Décroissance ? (2/4)

Le futur est-il prévisible ?

  • Le premier point, et le plus important sans doute, est que les économistes affirment qu’on ne peut pas prédire le futur sur une échelle longue de temps (plusieurs dizaines d’années) avec certitude. Cela peut paraître trivial, mais n’oublions pas que tous les modèles prédictifs catastrophistes, tous les rapports qui affirment que nous allons « dans le mur » ou que nous n’allons plus avoir de pétrole/gaz/charbon (rayer la mention inutile) d’ici X années reposent sur l’hypothèse fondamentale d’un progrès technique nul. Autrement dit, ils raisonnent avec les techniques d’aujourd’hui. C’est bien naturel, car précisément, nul ne peut prévoir les techniques qui seront celles de nos descendants.

Cependant, cette façon de raisonner comporte une limite majeure : elle sous-entend que nous n’allons pas techniquement évoluer. Si vous penser que la technologie qui est celle des années 2010 ne va pas radicalement changer, disons, en 2060 voire en 2100, alors il est évident qu’aucun économiste ne pourra vous empêcher d’adhérer à la décroissance. Pis, ils seront d’accord avec vous. Alexandre Delaigue rappelle ainsi que « les économistes classiques, avec Malthus ou Stuart Mill [et on pourrait ajouter Marx, pour d’autres raisons], supposaient que les économies tendaient vers un état stationnaire, état dans lequel population et revenu par personne ne changent plus. Aujourd’hui, le modèle principal de l’analyse économique de la croissance – le modèle de Solow – aboutit lui aussi à un état stationnaire. »

_À faire_
1. Veuillez reproduire à l'identique le passage du texte sur la décroissance, depuis "Décroissance ? (2/4)" jusqu'à "de nos descendants.".
2. Prolongez le texte sur la décroissance en reprenant après sa dernière phrase.

_Liste du matériel_
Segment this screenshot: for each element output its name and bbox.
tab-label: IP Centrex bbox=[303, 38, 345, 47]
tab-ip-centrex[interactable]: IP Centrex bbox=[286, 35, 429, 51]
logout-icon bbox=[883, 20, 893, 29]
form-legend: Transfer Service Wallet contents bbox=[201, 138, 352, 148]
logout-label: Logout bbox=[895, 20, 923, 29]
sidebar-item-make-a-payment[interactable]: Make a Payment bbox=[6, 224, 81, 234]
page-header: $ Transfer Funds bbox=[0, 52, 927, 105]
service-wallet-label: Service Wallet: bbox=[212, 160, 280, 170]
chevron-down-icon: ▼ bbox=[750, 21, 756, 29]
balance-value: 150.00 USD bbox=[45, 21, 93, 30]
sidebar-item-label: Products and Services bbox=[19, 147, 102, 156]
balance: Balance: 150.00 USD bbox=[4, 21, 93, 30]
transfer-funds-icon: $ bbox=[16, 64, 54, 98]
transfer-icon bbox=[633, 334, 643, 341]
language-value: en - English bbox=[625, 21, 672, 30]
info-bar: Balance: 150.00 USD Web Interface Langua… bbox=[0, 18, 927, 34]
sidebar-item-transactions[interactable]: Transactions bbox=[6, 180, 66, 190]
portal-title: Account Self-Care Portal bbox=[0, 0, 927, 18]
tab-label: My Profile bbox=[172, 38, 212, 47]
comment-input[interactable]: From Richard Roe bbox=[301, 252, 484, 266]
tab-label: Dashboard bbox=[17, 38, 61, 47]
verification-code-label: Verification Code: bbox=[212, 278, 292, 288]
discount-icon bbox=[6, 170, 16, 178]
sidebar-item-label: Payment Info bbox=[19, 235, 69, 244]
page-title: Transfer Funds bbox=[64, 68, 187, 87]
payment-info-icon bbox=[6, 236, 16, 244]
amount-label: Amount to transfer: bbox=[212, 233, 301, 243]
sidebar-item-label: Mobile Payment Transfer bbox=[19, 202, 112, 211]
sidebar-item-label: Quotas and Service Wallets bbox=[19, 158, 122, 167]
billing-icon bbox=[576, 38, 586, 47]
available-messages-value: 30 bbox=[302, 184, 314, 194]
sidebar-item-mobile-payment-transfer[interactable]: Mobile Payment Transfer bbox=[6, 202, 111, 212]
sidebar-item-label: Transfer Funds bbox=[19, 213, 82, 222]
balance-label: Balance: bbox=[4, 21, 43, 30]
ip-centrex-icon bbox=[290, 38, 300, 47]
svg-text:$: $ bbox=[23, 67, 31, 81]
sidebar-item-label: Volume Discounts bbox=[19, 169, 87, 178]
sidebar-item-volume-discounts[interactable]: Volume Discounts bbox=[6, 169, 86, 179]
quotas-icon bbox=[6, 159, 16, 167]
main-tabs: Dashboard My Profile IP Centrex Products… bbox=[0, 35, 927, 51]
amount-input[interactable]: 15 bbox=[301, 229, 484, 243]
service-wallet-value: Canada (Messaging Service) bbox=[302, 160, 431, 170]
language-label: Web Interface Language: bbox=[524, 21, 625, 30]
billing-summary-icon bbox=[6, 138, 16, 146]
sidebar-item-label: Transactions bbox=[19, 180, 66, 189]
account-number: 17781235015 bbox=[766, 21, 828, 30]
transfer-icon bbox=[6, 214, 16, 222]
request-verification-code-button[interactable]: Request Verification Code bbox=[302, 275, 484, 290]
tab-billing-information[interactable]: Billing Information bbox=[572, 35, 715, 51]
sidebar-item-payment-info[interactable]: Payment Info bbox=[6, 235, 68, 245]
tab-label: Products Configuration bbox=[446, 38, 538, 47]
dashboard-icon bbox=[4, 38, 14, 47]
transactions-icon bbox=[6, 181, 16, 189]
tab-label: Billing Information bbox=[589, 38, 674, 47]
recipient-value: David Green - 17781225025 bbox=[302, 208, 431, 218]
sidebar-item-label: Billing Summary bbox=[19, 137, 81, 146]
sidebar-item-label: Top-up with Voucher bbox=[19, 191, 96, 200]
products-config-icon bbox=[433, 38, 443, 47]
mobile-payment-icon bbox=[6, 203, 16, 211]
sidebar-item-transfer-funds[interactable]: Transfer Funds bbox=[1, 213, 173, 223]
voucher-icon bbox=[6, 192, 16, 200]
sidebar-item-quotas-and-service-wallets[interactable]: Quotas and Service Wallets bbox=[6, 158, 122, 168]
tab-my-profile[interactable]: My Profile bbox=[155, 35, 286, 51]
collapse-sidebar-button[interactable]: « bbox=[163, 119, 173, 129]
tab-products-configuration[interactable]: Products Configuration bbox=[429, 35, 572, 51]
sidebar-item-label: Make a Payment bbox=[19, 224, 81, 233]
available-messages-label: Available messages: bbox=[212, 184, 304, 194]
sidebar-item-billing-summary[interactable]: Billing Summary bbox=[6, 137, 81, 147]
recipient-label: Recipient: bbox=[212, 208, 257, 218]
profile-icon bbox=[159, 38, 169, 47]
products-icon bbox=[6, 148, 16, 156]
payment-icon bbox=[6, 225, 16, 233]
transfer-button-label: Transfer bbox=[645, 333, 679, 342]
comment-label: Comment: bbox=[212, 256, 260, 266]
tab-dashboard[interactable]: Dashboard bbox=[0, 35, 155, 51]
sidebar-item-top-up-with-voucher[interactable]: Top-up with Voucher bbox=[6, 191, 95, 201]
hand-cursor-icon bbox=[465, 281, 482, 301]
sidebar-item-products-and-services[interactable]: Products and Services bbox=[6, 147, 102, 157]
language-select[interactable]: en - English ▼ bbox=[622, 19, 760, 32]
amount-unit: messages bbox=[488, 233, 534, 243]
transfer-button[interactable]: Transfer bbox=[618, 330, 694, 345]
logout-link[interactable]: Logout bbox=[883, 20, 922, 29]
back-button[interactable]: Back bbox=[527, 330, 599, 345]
---
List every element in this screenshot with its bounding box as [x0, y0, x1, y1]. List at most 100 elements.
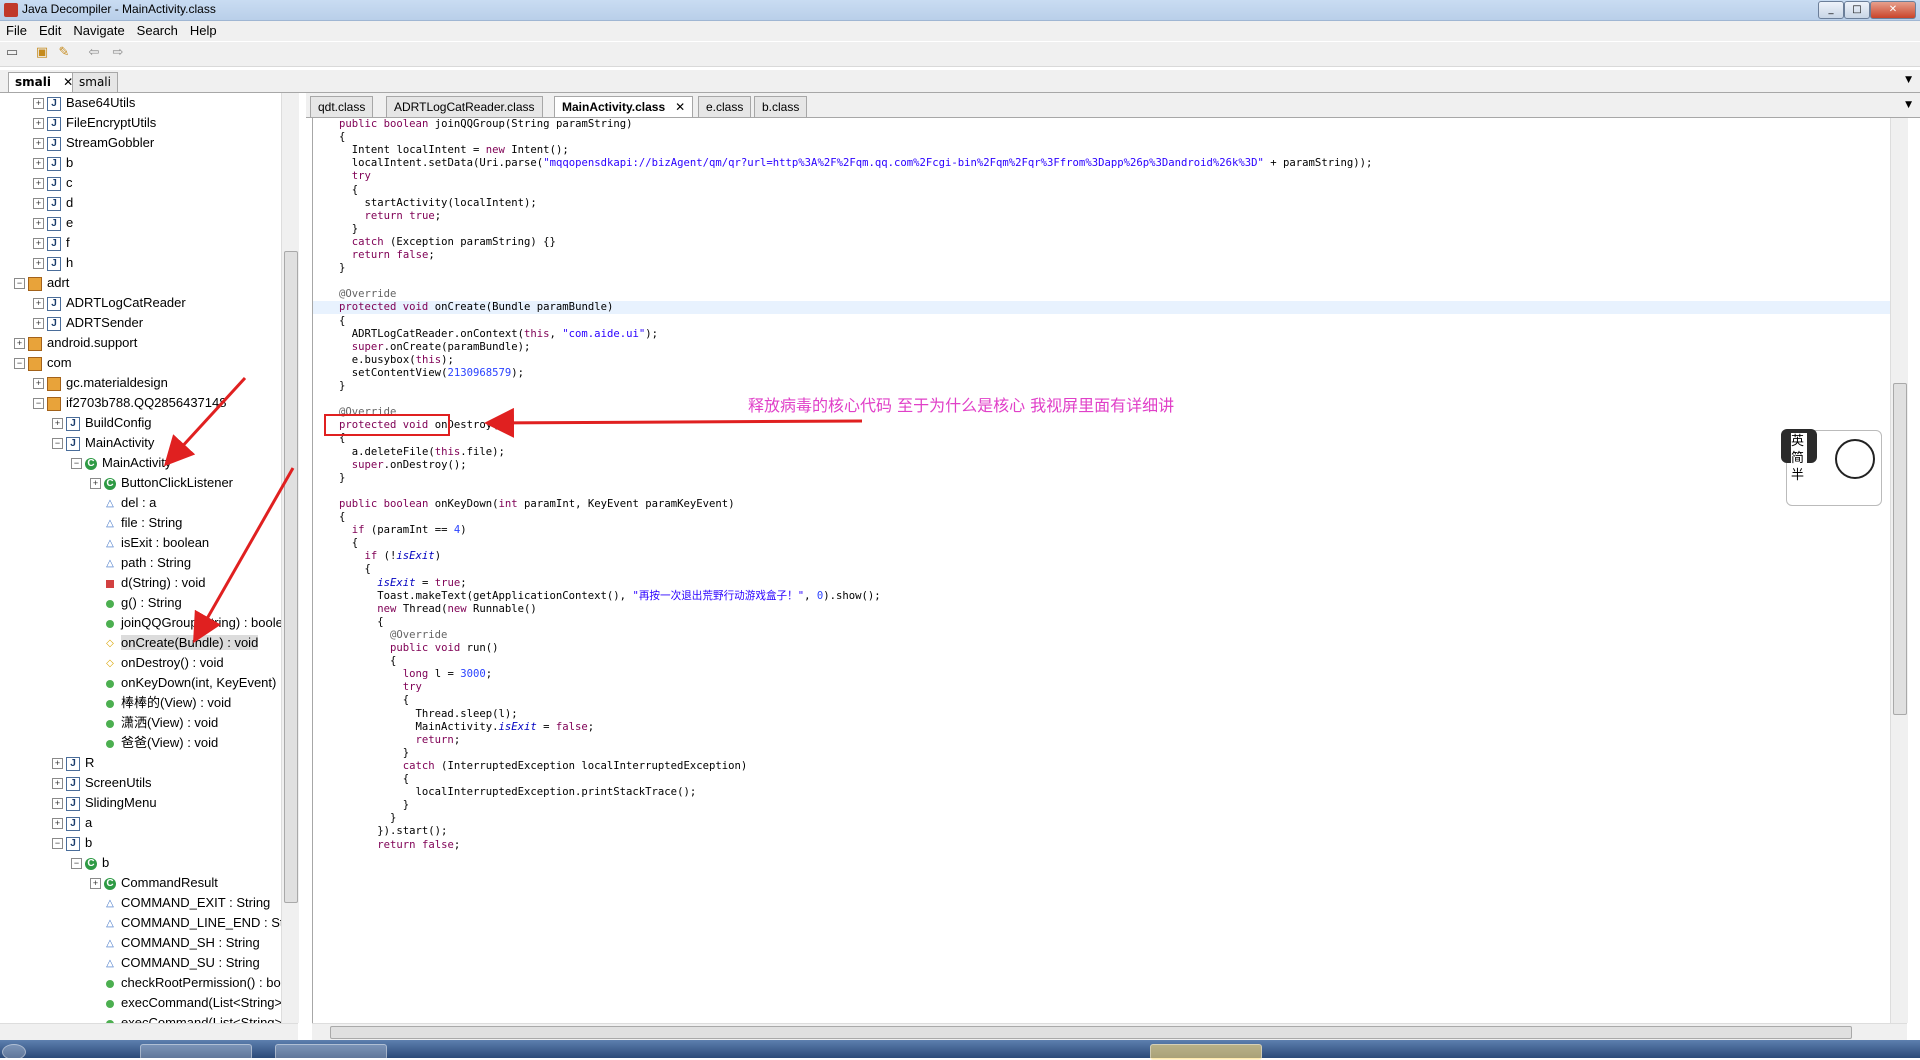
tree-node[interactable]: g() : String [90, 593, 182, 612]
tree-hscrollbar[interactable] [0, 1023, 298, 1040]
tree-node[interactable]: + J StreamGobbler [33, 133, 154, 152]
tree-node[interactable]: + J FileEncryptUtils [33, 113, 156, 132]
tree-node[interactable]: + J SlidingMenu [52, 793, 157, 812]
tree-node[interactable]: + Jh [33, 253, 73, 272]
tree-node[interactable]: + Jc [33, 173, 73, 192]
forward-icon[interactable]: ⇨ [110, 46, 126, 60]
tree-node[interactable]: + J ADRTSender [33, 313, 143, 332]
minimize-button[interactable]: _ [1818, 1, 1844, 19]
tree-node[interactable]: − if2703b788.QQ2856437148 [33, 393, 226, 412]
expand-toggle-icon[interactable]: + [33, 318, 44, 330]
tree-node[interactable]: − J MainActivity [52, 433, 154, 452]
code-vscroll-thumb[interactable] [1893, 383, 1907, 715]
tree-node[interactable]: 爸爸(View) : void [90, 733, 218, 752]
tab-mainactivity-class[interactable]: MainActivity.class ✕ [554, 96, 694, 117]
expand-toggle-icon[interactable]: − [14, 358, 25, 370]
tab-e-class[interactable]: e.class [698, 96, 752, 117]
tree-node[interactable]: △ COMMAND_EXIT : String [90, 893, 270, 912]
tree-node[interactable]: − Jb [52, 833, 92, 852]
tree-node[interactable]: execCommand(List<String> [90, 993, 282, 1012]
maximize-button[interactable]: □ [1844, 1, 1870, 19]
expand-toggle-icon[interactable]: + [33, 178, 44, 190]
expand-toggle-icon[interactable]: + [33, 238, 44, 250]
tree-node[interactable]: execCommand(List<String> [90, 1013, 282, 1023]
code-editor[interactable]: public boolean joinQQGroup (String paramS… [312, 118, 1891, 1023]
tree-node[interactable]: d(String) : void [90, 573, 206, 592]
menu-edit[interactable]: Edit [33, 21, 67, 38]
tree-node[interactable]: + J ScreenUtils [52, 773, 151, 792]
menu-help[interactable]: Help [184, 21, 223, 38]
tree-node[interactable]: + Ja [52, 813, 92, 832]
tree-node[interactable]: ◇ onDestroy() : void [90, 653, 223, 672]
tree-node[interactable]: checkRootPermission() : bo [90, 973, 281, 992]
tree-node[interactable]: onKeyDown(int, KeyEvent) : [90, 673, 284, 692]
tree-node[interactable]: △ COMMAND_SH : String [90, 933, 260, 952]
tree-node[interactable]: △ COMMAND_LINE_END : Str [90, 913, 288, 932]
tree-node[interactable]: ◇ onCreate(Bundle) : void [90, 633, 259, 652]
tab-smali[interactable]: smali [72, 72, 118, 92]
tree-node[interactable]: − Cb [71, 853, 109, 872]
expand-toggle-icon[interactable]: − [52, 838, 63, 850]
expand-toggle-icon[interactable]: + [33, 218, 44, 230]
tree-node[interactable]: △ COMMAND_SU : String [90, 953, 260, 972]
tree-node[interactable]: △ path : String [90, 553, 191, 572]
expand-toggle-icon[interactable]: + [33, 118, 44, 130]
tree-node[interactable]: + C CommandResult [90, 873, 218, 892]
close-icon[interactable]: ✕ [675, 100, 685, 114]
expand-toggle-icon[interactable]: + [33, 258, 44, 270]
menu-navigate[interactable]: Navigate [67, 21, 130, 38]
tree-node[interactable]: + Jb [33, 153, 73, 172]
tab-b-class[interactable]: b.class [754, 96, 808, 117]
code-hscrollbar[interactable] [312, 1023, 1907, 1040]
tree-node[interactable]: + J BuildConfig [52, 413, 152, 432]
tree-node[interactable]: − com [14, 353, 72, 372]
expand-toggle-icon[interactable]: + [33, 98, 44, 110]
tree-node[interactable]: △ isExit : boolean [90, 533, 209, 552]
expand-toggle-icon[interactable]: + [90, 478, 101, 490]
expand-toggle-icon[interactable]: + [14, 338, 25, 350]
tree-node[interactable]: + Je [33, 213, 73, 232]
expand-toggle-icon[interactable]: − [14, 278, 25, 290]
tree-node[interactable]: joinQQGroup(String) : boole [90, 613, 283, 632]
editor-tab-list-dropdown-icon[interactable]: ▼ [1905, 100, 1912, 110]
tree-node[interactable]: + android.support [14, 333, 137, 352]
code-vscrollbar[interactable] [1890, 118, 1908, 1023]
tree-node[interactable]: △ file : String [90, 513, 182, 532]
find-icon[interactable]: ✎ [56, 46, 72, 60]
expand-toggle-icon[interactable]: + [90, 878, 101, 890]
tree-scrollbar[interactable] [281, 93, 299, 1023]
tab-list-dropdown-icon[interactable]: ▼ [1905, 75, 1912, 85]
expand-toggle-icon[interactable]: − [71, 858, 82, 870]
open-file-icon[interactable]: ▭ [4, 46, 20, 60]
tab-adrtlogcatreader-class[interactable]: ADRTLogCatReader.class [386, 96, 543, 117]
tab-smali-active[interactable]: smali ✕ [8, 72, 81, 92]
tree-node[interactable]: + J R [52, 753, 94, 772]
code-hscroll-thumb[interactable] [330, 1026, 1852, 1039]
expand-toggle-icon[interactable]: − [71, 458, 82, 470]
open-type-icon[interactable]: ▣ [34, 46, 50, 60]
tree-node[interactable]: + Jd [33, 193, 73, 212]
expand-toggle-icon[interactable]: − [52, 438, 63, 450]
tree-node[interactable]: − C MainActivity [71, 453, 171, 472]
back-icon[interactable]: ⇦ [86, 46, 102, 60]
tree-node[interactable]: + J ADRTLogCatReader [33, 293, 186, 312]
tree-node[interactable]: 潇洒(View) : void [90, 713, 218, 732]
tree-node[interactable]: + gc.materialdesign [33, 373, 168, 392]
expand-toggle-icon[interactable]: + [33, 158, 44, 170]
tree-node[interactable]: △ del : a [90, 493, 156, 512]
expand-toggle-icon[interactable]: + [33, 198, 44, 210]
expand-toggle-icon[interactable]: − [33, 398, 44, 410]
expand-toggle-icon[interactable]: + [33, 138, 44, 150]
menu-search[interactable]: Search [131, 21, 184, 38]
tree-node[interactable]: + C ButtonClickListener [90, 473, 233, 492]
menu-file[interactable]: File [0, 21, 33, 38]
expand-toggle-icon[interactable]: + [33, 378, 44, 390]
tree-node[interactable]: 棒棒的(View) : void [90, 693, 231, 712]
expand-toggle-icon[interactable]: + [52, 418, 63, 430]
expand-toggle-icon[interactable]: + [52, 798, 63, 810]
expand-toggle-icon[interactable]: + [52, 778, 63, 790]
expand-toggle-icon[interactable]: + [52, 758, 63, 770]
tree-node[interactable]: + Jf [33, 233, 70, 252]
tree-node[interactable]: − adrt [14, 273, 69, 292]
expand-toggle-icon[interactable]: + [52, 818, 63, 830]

_Réponses par tâche_
1.
Décroissance ? (2/4)

Le futur est-il prévisible ?

  • Le premier point, et le plus important sans doute, est que les économistes affirment qu’on ne peut pas prédire le futur sur une échelle longue de temps (plusieurs dizaines d’années) avec certitude. Cela peut paraître trivial, mais n’oublions pas que tous les modèles prédictifs catastrophistes, tous les rapports qui affirment que nous allons « dans le mur » ou que nous n’allons plus avoir de pétrole/gaz/charbon (rayer la mention inutile) d’ici X années reposent sur l’hypothèse fondamentale d’un progrès technique nul. Autrement dit, ils raisonnent avec les techniques d’aujourd’hui. C’est bien naturel, car précisément, nul ne peut prévoir les techniques qui seront celles de nos descendants.

2.
Rappelons en effet –comme l’apprend tout lycéen en filière ES de ce pays– que si à court terme, la croissance est déterminée par diverses fluctuations d’offre et de demande, à long terme, son rythme est déterminée par la variation des facteurs de production et le progrès technique. La variation des facteurs de production, ce sont essentiellement la croissance démographique (avoir plus de travailleurs) ou la croissance du capital (avoir plus de machines). Mais ces facteurs évoluent lentement, et on peut douter qu’il y ait des changements radicaux dans les années à venir. Notre quantité d’épargne est importante, mais on voit mal pourquoi elle exploserait dans 60 ans. Quant à notre population, certains pays occidentaux risquent au contraire de connaître un crash démographique, du fait du vieillissement de la population et du faible taux d’enfants par femme. Bref, sur le long terme il y a peu de chances que la croissance soit avant tout extensive, c’est-à-dire tirée par la hausse des facteurs de production.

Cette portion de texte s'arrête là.